Report the number of lines that include "JSON", with no additional text.

Collected data entries
+---+

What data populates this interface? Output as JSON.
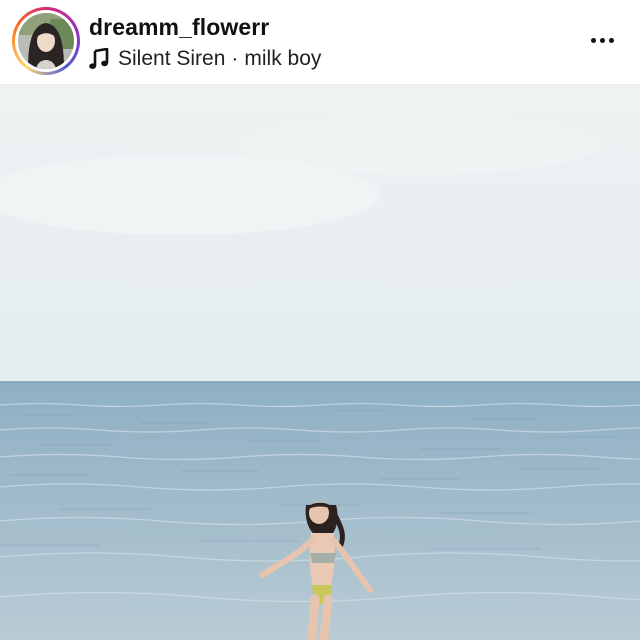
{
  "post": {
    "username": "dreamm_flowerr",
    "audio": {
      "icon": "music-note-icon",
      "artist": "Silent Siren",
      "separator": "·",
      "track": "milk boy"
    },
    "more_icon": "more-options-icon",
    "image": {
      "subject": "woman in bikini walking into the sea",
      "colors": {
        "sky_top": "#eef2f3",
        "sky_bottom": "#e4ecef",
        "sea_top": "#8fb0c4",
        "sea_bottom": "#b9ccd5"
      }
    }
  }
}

+---+

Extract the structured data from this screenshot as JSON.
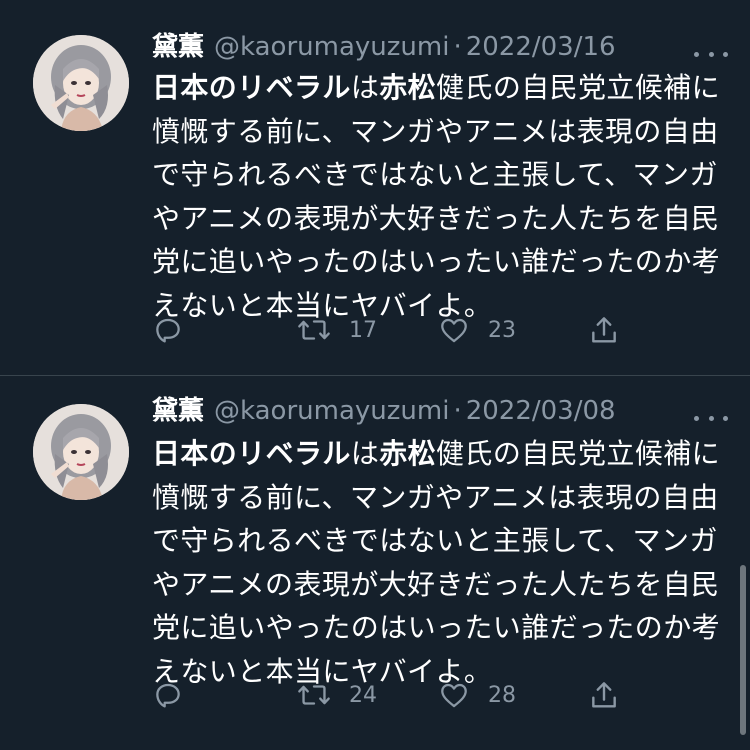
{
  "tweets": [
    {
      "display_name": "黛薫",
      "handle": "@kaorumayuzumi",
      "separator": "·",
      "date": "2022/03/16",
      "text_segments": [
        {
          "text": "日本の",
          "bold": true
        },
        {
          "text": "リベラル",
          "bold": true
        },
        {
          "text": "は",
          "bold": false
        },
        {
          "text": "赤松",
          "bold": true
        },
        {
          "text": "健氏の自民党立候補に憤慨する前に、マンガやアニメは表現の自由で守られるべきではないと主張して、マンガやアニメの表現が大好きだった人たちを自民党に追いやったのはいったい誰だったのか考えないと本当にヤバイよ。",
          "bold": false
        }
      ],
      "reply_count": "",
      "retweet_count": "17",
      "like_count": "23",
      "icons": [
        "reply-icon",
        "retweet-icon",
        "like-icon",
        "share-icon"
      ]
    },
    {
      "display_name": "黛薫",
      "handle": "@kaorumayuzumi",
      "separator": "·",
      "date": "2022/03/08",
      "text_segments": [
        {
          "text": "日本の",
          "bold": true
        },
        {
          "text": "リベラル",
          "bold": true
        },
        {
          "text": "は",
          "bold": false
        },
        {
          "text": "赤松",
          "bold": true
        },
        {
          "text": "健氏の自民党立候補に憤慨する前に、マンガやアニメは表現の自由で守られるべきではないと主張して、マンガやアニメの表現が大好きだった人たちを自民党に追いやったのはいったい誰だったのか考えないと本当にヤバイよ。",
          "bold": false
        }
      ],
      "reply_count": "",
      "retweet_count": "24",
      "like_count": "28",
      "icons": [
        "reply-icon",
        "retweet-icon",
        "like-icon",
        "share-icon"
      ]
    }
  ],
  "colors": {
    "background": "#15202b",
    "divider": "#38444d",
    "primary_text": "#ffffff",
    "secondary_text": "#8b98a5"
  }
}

+---+

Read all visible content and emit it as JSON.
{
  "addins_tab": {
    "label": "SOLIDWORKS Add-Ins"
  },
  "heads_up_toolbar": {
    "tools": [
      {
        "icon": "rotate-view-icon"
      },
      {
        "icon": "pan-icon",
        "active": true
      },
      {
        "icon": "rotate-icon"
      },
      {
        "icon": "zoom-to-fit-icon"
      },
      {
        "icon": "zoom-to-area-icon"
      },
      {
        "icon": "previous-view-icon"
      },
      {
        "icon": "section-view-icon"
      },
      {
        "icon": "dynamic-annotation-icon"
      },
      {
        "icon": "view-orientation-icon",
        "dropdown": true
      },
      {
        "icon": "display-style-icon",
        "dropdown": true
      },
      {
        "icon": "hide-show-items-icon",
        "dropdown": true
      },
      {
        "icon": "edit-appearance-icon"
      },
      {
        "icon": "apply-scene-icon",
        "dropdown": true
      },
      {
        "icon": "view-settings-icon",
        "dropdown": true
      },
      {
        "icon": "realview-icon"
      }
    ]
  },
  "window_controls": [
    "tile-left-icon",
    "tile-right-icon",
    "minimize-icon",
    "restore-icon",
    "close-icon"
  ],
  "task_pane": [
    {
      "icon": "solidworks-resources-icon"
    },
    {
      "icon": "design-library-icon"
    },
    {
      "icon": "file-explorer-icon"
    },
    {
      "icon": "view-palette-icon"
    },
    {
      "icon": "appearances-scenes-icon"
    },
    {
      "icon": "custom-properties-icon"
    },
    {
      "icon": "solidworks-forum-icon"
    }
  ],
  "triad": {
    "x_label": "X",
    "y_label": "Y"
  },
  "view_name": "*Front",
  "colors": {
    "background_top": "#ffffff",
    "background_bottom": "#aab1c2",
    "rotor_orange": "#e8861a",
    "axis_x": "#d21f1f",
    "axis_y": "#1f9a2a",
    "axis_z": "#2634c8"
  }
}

+---+

### [TASK RESULT]
3